• _WRITTEN TASK_: Give every line from the entries that contains "value".

• _WORKING DATA_:
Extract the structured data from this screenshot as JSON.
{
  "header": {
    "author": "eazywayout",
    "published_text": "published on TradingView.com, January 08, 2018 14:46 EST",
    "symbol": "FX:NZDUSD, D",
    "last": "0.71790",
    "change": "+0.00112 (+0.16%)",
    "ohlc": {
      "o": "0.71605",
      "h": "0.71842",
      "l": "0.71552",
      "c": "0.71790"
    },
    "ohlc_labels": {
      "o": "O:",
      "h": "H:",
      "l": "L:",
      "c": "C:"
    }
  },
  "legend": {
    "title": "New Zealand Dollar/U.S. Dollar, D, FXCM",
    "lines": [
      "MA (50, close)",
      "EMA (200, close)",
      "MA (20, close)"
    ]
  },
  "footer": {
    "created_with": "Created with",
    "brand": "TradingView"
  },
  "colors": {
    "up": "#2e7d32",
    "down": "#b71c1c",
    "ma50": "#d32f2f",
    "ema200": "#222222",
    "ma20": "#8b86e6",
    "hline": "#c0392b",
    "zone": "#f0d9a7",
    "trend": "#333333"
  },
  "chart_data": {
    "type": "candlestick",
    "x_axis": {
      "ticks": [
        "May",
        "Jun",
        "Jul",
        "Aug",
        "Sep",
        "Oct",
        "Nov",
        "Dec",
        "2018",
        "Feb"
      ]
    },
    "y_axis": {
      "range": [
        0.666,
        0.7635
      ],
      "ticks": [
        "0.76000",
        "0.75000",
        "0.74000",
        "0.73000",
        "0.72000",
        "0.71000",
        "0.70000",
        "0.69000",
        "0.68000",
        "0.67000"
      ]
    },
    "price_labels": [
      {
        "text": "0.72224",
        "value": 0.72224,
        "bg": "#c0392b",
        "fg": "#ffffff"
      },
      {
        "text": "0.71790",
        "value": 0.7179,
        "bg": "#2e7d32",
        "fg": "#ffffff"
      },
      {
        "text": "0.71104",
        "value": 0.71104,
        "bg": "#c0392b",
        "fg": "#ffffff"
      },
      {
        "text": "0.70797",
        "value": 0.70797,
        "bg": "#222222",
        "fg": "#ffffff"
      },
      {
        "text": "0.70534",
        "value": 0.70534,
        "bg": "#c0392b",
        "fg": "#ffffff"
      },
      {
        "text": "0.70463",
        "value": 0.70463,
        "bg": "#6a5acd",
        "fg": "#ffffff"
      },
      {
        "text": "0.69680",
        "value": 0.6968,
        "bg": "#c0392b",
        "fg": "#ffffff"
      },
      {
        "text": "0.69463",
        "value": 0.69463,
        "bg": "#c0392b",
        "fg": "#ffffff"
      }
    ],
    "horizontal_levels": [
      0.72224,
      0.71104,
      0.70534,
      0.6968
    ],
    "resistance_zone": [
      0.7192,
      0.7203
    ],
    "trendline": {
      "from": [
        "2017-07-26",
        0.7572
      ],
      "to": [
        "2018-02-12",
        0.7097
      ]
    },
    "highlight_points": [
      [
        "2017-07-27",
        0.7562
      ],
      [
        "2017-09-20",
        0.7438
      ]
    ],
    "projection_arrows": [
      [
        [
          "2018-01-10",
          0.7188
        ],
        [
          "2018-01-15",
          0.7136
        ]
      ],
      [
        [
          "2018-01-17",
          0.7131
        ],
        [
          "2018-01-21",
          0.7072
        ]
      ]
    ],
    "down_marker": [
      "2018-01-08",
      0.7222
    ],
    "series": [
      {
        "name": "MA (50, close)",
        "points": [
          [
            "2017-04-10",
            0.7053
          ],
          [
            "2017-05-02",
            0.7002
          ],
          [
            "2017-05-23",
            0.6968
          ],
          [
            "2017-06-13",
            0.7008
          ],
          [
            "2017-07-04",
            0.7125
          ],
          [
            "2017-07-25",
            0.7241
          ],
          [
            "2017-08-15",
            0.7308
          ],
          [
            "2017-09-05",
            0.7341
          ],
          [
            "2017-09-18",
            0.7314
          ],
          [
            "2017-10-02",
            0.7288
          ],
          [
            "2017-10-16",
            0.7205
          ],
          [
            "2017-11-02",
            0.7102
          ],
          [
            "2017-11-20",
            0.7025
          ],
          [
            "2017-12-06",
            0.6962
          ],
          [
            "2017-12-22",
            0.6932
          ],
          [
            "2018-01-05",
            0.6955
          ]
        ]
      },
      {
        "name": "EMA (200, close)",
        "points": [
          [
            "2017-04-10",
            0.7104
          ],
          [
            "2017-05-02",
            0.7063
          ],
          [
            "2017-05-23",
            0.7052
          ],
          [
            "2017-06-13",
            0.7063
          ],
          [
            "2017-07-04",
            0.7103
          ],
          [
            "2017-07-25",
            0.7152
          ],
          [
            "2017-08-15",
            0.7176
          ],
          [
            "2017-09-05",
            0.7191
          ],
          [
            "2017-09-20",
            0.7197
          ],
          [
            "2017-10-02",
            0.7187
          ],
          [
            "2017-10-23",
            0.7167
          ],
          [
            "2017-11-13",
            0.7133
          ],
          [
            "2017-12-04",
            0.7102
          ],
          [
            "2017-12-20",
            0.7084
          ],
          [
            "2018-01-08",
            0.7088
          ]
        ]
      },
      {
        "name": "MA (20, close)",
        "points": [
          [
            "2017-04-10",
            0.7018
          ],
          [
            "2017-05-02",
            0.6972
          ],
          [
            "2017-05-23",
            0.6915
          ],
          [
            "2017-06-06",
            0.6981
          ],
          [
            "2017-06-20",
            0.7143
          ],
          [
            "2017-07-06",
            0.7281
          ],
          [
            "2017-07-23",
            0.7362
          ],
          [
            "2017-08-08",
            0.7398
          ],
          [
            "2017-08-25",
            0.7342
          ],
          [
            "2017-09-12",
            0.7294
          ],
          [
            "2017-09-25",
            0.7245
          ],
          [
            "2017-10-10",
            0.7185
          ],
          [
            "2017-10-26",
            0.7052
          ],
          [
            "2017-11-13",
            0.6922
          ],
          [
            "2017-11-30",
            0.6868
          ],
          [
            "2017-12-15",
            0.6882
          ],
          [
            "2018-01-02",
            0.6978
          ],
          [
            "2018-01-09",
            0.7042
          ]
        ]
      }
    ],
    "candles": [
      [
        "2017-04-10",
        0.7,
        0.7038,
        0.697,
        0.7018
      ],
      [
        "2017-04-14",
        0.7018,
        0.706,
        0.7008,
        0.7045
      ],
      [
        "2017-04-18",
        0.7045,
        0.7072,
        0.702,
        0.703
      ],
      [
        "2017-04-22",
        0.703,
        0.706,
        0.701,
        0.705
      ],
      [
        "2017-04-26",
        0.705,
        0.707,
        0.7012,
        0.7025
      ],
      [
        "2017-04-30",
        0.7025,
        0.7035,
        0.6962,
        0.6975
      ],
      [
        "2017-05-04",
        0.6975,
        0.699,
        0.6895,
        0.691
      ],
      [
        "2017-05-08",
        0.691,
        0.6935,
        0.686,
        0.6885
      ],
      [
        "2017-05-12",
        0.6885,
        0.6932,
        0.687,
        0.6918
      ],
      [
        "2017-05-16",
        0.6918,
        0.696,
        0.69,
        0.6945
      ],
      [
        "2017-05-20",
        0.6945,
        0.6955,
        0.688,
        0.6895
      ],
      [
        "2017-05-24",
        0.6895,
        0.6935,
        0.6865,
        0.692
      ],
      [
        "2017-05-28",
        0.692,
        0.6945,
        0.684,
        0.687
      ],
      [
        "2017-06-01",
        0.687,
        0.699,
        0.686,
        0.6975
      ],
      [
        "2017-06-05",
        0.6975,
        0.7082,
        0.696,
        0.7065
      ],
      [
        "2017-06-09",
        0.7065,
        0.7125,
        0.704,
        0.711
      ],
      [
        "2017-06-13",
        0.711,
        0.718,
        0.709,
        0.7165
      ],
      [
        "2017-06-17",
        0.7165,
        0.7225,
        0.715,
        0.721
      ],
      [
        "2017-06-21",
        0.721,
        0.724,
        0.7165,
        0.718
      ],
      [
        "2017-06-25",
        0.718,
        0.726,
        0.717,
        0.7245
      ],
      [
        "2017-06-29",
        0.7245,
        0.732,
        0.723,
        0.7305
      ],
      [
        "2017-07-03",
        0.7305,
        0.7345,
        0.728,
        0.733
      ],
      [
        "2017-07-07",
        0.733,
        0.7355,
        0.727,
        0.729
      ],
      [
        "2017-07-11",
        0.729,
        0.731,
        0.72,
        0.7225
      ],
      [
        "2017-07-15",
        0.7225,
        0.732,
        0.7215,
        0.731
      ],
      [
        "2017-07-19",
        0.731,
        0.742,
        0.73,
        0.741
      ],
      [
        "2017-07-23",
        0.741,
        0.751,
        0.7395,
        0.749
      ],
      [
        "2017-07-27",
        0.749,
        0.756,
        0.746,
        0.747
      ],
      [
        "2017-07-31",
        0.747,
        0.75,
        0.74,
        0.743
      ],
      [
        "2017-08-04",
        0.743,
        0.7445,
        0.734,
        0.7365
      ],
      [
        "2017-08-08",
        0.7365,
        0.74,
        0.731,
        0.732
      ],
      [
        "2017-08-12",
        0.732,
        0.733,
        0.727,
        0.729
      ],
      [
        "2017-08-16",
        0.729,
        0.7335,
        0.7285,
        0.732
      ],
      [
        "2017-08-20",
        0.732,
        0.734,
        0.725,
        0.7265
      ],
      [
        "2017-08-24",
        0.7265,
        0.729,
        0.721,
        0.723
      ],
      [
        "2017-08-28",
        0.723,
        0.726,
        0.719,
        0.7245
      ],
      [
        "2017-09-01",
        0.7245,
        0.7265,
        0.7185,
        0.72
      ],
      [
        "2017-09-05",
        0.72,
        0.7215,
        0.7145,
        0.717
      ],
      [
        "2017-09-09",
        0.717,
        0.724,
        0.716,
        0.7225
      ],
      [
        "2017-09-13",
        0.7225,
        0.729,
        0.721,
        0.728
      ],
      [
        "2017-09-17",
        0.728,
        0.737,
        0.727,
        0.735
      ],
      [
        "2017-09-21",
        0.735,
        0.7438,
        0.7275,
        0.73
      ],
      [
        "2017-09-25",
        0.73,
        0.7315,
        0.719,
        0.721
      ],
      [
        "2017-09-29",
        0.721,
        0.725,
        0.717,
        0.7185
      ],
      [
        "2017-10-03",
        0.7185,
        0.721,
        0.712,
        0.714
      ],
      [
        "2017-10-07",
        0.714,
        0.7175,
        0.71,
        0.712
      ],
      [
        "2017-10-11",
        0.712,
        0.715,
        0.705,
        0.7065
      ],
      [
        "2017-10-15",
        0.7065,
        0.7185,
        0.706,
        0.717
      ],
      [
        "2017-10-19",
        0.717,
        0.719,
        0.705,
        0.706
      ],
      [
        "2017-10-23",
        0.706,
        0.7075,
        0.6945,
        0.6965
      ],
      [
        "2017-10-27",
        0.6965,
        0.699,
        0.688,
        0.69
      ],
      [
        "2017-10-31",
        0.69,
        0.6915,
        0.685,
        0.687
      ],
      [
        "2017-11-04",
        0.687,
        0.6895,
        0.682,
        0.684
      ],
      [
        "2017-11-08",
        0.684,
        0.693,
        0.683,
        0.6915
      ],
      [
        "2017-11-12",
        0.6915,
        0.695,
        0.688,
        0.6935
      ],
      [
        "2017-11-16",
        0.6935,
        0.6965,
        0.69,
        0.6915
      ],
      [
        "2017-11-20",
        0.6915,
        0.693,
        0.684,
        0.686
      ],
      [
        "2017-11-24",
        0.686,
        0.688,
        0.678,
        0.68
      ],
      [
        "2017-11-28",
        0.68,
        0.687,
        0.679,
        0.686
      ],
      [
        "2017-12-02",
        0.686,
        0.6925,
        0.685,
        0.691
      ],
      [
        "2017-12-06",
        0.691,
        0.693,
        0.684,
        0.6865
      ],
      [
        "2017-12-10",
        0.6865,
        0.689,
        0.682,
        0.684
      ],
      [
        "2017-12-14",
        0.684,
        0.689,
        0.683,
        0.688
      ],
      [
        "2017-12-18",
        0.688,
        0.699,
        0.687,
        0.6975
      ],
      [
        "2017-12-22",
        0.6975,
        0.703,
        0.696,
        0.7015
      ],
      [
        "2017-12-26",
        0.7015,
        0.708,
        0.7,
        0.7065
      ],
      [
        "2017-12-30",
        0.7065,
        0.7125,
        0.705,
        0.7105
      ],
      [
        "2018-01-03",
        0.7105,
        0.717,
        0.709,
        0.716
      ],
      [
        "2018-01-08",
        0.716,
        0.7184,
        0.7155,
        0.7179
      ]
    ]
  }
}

• _OUTPUT OF THE TASK_:
        "value": 0.72224,
        "value": 0.7179,
        "value": 0.71104,
        "value": 0.70797,
        "value": 0.70534,
        "value": 0.70463,
        "value": 0.6968,
        "value": 0.69463,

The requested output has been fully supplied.